## Collected data entries
+---+

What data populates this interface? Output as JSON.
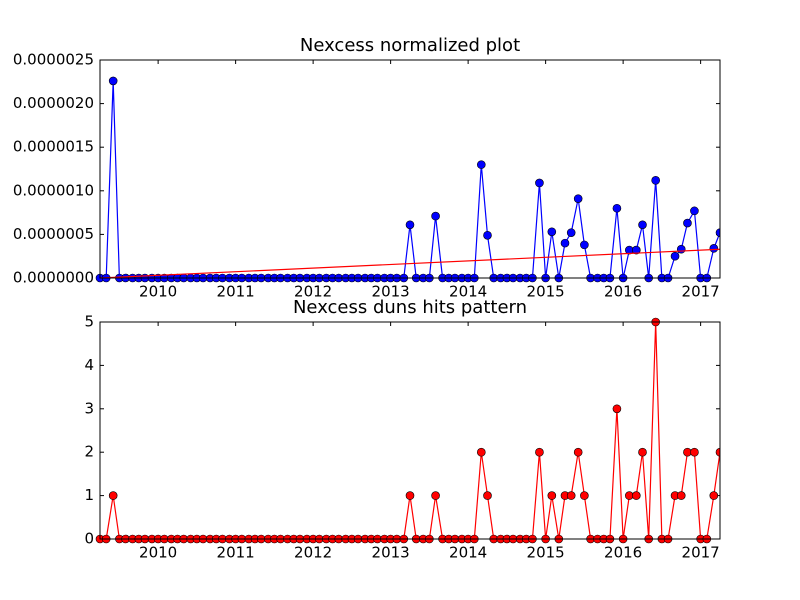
{
  "chart_data": [
    {
      "type": "line",
      "title": "Nexcess normalized plot",
      "x": [
        2009.25,
        2009.33,
        2009.42,
        2009.5,
        2009.58,
        2009.67,
        2009.75,
        2009.83,
        2009.92,
        2010.0,
        2010.08,
        2010.17,
        2010.25,
        2010.33,
        2010.42,
        2010.5,
        2010.58,
        2010.67,
        2010.75,
        2010.83,
        2010.92,
        2011.0,
        2011.08,
        2011.17,
        2011.25,
        2011.33,
        2011.42,
        2011.5,
        2011.58,
        2011.67,
        2011.75,
        2011.83,
        2011.92,
        2012.0,
        2012.08,
        2012.17,
        2012.25,
        2012.33,
        2012.42,
        2012.5,
        2012.58,
        2012.67,
        2012.75,
        2012.83,
        2012.92,
        2013.0,
        2013.08,
        2013.17,
        2013.25,
        2013.33,
        2013.42,
        2013.5,
        2013.58,
        2013.67,
        2013.75,
        2013.83,
        2013.92,
        2014.0,
        2014.08,
        2014.17,
        2014.25,
        2014.33,
        2014.42,
        2014.5,
        2014.58,
        2014.67,
        2014.75,
        2014.83,
        2014.92,
        2015.0,
        2015.08,
        2015.17,
        2015.25,
        2015.33,
        2015.42,
        2015.5,
        2015.58,
        2015.67,
        2015.75,
        2015.83,
        2015.92,
        2016.0,
        2016.08,
        2016.17,
        2016.25,
        2016.33,
        2016.42,
        2016.5,
        2016.58,
        2016.67,
        2016.75,
        2016.83,
        2016.92,
        2017.0,
        2017.08,
        2017.17,
        2017.25
      ],
      "series": [
        {
          "color": "#0000ff",
          "marker": true,
          "values": [
            0,
            0,
            2.26e-06,
            0,
            0,
            0,
            0,
            0,
            0,
            0,
            0,
            0,
            0,
            0,
            0,
            0,
            0,
            0,
            0,
            0,
            0,
            0,
            0,
            0,
            0,
            0,
            0,
            0,
            0,
            0,
            0,
            0,
            0,
            0,
            0,
            0,
            0,
            0,
            0,
            0,
            0,
            0,
            0,
            0,
            0,
            0,
            0,
            0,
            6.1e-07,
            0,
            0,
            0,
            7.1e-07,
            0,
            0,
            0,
            0,
            0,
            0,
            1.3e-06,
            4.9e-07,
            0,
            0,
            0,
            0,
            0,
            0,
            0,
            1.09e-06,
            0,
            5.3e-07,
            0,
            4e-07,
            5.2e-07,
            9.1e-07,
            3.8e-07,
            0,
            0,
            0,
            0,
            8e-07,
            0,
            3.2e-07,
            3.2e-07,
            6.1e-07,
            0,
            1.12e-06,
            0,
            0,
            2.5e-07,
            3.3e-07,
            6.3e-07,
            7.7e-07,
            0,
            0,
            3.4e-07,
            5.2e-07
          ]
        },
        {
          "color": "#ff0000",
          "marker": false,
          "x": [
            2009.25,
            2017.25
          ],
          "values": [
            0,
            3.3e-07
          ]
        }
      ],
      "xlim": [
        2009.25,
        2017.25
      ],
      "xticks": [
        2010,
        2011,
        2012,
        2013,
        2014,
        2015,
        2016,
        2017
      ],
      "ylim": [
        0,
        2.5e-06
      ],
      "yticks": [
        {
          "value": 0,
          "label": "0.0000000"
        },
        {
          "value": 5e-07,
          "label": "0.0000005"
        },
        {
          "value": 1e-06,
          "label": "0.0000010"
        },
        {
          "value": 1.5e-06,
          "label": "0.0000015"
        },
        {
          "value": 2e-06,
          "label": "0.0000020"
        },
        {
          "value": 2.5e-06,
          "label": "0.0000025"
        }
      ]
    },
    {
      "type": "line",
      "title": "Nexcess duns hits pattern",
      "x": [
        2009.25,
        2009.33,
        2009.42,
        2009.5,
        2009.58,
        2009.67,
        2009.75,
        2009.83,
        2009.92,
        2010.0,
        2010.08,
        2010.17,
        2010.25,
        2010.33,
        2010.42,
        2010.5,
        2010.58,
        2010.67,
        2010.75,
        2010.83,
        2010.92,
        2011.0,
        2011.08,
        2011.17,
        2011.25,
        2011.33,
        2011.42,
        2011.5,
        2011.58,
        2011.67,
        2011.75,
        2011.83,
        2011.92,
        2012.0,
        2012.08,
        2012.17,
        2012.25,
        2012.33,
        2012.42,
        2012.5,
        2012.58,
        2012.67,
        2012.75,
        2012.83,
        2012.92,
        2013.0,
        2013.08,
        2013.17,
        2013.25,
        2013.33,
        2013.42,
        2013.5,
        2013.58,
        2013.67,
        2013.75,
        2013.83,
        2013.92,
        2014.0,
        2014.08,
        2014.17,
        2014.25,
        2014.33,
        2014.42,
        2014.5,
        2014.58,
        2014.67,
        2014.75,
        2014.83,
        2014.92,
        2015.0,
        2015.08,
        2015.17,
        2015.25,
        2015.33,
        2015.42,
        2015.5,
        2015.58,
        2015.67,
        2015.75,
        2015.83,
        2015.92,
        2016.0,
        2016.08,
        2016.17,
        2016.25,
        2016.33,
        2016.42,
        2016.5,
        2016.58,
        2016.67,
        2016.75,
        2016.83,
        2016.92,
        2017.0,
        2017.08,
        2017.17,
        2017.25
      ],
      "series": [
        {
          "color": "#ff0000",
          "marker": true,
          "values": [
            0,
            0,
            1,
            0,
            0,
            0,
            0,
            0,
            0,
            0,
            0,
            0,
            0,
            0,
            0,
            0,
            0,
            0,
            0,
            0,
            0,
            0,
            0,
            0,
            0,
            0,
            0,
            0,
            0,
            0,
            0,
            0,
            0,
            0,
            0,
            0,
            0,
            0,
            0,
            0,
            0,
            0,
            0,
            0,
            0,
            0,
            0,
            0,
            1,
            0,
            0,
            0,
            1,
            0,
            0,
            0,
            0,
            0,
            0,
            2,
            1,
            0,
            0,
            0,
            0,
            0,
            0,
            0,
            2,
            0,
            1,
            0,
            1,
            1,
            2,
            1,
            0,
            0,
            0,
            0,
            3,
            0,
            1,
            1,
            2,
            0,
            5,
            0,
            0,
            1,
            1,
            2,
            2,
            0,
            0,
            1,
            2
          ]
        }
      ],
      "xlim": [
        2009.25,
        2017.25
      ],
      "xticks": [
        2010,
        2011,
        2012,
        2013,
        2014,
        2015,
        2016,
        2017
      ],
      "ylim": [
        0,
        5
      ],
      "yticks": [
        0,
        1,
        2,
        3,
        4,
        5
      ]
    }
  ]
}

+---+

## SHORT TASK
Reproduce the material word for word, minus the images.

## RESPONSE
What data populates this interface? Output as JSON.
{
  "chart_data": [
    {
      "type": "line",
      "title": "Nexcess normalized plot",
      "x": [
        2009.25,
        2009.33,
        2009.42,
        2009.5,
        2009.58,
        2009.67,
        2009.75,
        2009.83,
        2009.92,
        2010.0,
        2010.08,
        2010.17,
        2010.25,
        2010.33,
        2010.42,
        2010.5,
        2010.58,
        2010.67,
        2010.75,
        2010.83,
        2010.92,
        2011.0,
        2011.08,
        2011.17,
        2011.25,
        2011.33,
        2011.42,
        2011.5,
        2011.58,
        2011.67,
        2011.75,
        2011.83,
        2011.92,
        2012.0,
        2012.08,
        2012.17,
        2012.25,
        2012.33,
        2012.42,
        2012.5,
        2012.58,
        2012.67,
        2012.75,
        2012.83,
        2012.92,
        2013.0,
        2013.08,
        2013.17,
        2013.25,
        2013.33,
        2013.42,
        2013.5,
        2013.58,
        2013.67,
        2013.75,
        2013.83,
        2013.92,
        2014.0,
        2014.08,
        2014.17,
        2014.25,
        2014.33,
        2014.42,
        2014.5,
        2014.58,
        2014.67,
        2014.75,
        2014.83,
        2014.92,
        2015.0,
        2015.08,
        2015.17,
        2015.25,
        2015.33,
        2015.42,
        2015.5,
        2015.58,
        2015.67,
        2015.75,
        2015.83,
        2015.92,
        2016.0,
        2016.08,
        2016.17,
        2016.25,
        2016.33,
        2016.42,
        2016.5,
        2016.58,
        2016.67,
        2016.75,
        2016.83,
        2016.92,
        2017.0,
        2017.08,
        2017.17,
        2017.25
      ],
      "series": [
        {
          "color": "#0000ff",
          "marker": true,
          "values": [
            0,
            0,
            2.26e-06,
            0,
            0,
            0,
            0,
            0,
            0,
            0,
            0,
            0,
            0,
            0,
            0,
            0,
            0,
            0,
            0,
            0,
            0,
            0,
            0,
            0,
            0,
            0,
            0,
            0,
            0,
            0,
            0,
            0,
            0,
            0,
            0,
            0,
            0,
            0,
            0,
            0,
            0,
            0,
            0,
            0,
            0,
            0,
            0,
            0,
            6.1e-07,
            0,
            0,
            0,
            7.1e-07,
            0,
            0,
            0,
            0,
            0,
            0,
            1.3e-06,
            4.9e-07,
            0,
            0,
            0,
            0,
            0,
            0,
            0,
            1.09e-06,
            0,
            5.3e-07,
            0,
            4e-07,
            5.2e-07,
            9.1e-07,
            3.8e-07,
            0,
            0,
            0,
            0,
            8e-07,
            0,
            3.2e-07,
            3.2e-07,
            6.1e-07,
            0,
            1.12e-06,
            0,
            0,
            2.5e-07,
            3.3e-07,
            6.3e-07,
            7.7e-07,
            0,
            0,
            3.4e-07,
            5.2e-07
          ]
        },
        {
          "color": "#ff0000",
          "marker": false,
          "x": [
            2009.25,
            2017.25
          ],
          "values": [
            0,
            3.3e-07
          ]
        }
      ],
      "xlim": [
        2009.25,
        2017.25
      ],
      "xticks": [
        2010,
        2011,
        2012,
        2013,
        2014,
        2015,
        2016,
        2017
      ],
      "ylim": [
        0,
        2.5e-06
      ],
      "yticks": [
        {
          "value": 0,
          "label": "0.0000000"
        },
        {
          "value": 5e-07,
          "label": "0.0000005"
        },
        {
          "value": 1e-06,
          "label": "0.0000010"
        },
        {
          "value": 1.5e-06,
          "label": "0.0000015"
        },
        {
          "value": 2e-06,
          "label": "0.0000020"
        },
        {
          "value": 2.5e-06,
          "label": "0.0000025"
        }
      ]
    },
    {
      "type": "line",
      "title": "Nexcess duns hits pattern",
      "x": [
        2009.25,
        2009.33,
        2009.42,
        2009.5,
        2009.58,
        2009.67,
        2009.75,
        2009.83,
        2009.92,
        2010.0,
        2010.08,
        2010.17,
        2010.25,
        2010.33,
        2010.42,
        2010.5,
        2010.58,
        2010.67,
        2010.75,
        2010.83,
        2010.92,
        2011.0,
        2011.08,
        2011.17,
        2011.25,
        2011.33,
        2011.42,
        2011.5,
        2011.58,
        2011.67,
        2011.75,
        2011.83,
        2011.92,
        2012.0,
        2012.08,
        2012.17,
        2012.25,
        2012.33,
        2012.42,
        2012.5,
        2012.58,
        2012.67,
        2012.75,
        2012.83,
        2012.92,
        2013.0,
        2013.08,
        2013.17,
        2013.25,
        2013.33,
        2013.42,
        2013.5,
        2013.58,
        2013.67,
        2013.75,
        2013.83,
        2013.92,
        2014.0,
        2014.08,
        2014.17,
        2014.25,
        2014.33,
        2014.42,
        2014.5,
        2014.58,
        2014.67,
        2014.75,
        2014.83,
        2014.92,
        2015.0,
        2015.08,
        2015.17,
        2015.25,
        2015.33,
        2015.42,
        2015.5,
        2015.58,
        2015.67,
        2015.75,
        2015.83,
        2015.92,
        2016.0,
        2016.08,
        2016.17,
        2016.25,
        2016.33,
        2016.42,
        2016.5,
        2016.58,
        2016.67,
        2016.75,
        2016.83,
        2016.92,
        2017.0,
        2017.08,
        2017.17,
        2017.25
      ],
      "series": [
        {
          "color": "#ff0000",
          "marker": true,
          "values": [
            0,
            0,
            1,
            0,
            0,
            0,
            0,
            0,
            0,
            0,
            0,
            0,
            0,
            0,
            0,
            0,
            0,
            0,
            0,
            0,
            0,
            0,
            0,
            0,
            0,
            0,
            0,
            0,
            0,
            0,
            0,
            0,
            0,
            0,
            0,
            0,
            0,
            0,
            0,
            0,
            0,
            0,
            0,
            0,
            0,
            0,
            0,
            0,
            1,
            0,
            0,
            0,
            1,
            0,
            0,
            0,
            0,
            0,
            0,
            2,
            1,
            0,
            0,
            0,
            0,
            0,
            0,
            0,
            2,
            0,
            1,
            0,
            1,
            1,
            2,
            1,
            0,
            0,
            0,
            0,
            3,
            0,
            1,
            1,
            2,
            0,
            5,
            0,
            0,
            1,
            1,
            2,
            2,
            0,
            0,
            1,
            2
          ]
        }
      ],
      "xlim": [
        2009.25,
        2017.25
      ],
      "xticks": [
        2010,
        2011,
        2012,
        2013,
        2014,
        2015,
        2016,
        2017
      ],
      "ylim": [
        0,
        5
      ],
      "yticks": [
        0,
        1,
        2,
        3,
        4,
        5
      ]
    }
  ]
}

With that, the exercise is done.